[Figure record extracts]
▽
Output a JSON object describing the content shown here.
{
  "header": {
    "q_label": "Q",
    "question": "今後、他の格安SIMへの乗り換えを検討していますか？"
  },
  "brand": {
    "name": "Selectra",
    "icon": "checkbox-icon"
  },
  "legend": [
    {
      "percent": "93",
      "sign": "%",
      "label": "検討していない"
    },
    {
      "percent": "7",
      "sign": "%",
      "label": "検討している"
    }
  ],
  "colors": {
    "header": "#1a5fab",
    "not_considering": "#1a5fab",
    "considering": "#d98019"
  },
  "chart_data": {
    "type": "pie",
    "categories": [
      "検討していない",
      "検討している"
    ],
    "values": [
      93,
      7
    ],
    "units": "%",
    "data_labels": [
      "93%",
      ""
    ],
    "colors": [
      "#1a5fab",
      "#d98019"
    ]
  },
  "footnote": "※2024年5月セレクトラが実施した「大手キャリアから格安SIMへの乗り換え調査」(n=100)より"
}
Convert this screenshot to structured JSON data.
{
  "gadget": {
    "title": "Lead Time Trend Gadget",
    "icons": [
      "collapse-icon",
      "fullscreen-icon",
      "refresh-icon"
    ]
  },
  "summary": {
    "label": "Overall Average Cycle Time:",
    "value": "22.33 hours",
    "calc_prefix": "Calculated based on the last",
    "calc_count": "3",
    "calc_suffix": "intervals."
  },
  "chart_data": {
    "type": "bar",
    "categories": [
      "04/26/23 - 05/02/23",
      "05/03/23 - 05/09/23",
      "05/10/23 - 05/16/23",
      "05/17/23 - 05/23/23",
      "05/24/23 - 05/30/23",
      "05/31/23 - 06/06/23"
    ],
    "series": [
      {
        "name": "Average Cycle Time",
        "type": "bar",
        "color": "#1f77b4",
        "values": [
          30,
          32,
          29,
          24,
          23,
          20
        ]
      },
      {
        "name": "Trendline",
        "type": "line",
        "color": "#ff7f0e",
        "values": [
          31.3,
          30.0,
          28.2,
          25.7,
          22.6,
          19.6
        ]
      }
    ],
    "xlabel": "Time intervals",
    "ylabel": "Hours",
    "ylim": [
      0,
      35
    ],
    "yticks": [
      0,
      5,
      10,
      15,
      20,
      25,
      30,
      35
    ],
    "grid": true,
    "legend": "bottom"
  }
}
△
Copy out each line of the entries that holds "JSON".

# [TASK OUTPUT]
Output a JSON object describing the content shown here.
Convert this screenshot to structured JSON data.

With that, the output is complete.